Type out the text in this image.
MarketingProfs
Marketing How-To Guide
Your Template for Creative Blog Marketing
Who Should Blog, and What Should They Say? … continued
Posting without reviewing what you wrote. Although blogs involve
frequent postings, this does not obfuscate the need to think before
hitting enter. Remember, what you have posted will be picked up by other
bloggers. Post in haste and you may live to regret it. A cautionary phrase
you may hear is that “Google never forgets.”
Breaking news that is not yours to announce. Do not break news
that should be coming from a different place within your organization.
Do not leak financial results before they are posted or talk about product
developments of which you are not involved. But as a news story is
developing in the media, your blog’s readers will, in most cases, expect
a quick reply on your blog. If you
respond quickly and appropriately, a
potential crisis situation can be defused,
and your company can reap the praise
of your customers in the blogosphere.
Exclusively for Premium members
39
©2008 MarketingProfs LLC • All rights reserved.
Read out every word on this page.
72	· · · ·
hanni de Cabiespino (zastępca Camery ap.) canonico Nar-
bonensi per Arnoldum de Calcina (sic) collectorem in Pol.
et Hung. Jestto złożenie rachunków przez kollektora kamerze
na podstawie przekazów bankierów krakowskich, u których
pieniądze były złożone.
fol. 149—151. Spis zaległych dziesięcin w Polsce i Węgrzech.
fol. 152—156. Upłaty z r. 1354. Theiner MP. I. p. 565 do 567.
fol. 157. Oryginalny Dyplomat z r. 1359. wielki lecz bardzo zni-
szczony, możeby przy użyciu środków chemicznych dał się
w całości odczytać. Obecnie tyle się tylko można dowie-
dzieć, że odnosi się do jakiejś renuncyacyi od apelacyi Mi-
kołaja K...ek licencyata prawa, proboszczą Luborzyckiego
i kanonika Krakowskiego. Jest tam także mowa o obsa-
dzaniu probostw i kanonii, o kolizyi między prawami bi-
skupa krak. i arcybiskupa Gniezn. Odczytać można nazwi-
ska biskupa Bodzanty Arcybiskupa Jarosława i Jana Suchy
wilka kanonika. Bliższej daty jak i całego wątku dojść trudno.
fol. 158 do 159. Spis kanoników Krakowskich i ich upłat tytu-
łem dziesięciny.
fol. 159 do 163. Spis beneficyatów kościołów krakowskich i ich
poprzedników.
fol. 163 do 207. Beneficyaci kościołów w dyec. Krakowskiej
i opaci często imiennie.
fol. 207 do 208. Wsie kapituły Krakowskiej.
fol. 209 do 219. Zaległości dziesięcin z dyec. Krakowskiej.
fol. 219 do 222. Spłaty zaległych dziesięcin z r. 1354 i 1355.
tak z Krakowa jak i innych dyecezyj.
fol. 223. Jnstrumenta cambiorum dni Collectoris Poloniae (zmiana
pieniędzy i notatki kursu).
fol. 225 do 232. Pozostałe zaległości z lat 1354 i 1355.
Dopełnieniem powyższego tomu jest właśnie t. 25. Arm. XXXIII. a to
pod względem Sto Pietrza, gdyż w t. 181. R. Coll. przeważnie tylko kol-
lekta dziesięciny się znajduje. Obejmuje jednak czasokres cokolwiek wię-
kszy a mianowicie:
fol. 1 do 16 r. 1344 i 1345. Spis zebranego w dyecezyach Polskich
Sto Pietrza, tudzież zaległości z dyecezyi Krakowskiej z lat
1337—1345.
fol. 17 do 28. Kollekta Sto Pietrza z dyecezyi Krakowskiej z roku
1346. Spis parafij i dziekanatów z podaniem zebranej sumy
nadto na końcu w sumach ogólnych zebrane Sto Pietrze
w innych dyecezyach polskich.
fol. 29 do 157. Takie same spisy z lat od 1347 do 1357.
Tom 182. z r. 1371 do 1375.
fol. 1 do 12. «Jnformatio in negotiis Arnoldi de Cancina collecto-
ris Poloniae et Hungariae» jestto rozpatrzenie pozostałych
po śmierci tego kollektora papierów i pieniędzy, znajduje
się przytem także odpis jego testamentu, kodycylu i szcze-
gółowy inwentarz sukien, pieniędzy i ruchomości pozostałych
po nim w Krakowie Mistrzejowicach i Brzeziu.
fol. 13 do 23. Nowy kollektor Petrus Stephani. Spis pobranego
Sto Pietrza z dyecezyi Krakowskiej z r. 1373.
• • • • • • •
Given exercise: Copy every line of the records above that holds the word "kollektora".

Solution for this problem:
et Hung. Jestto złożenie rachunków przez kollektora kamerze
po śmierci tego kollektora papierów i pieniędzy, znajduje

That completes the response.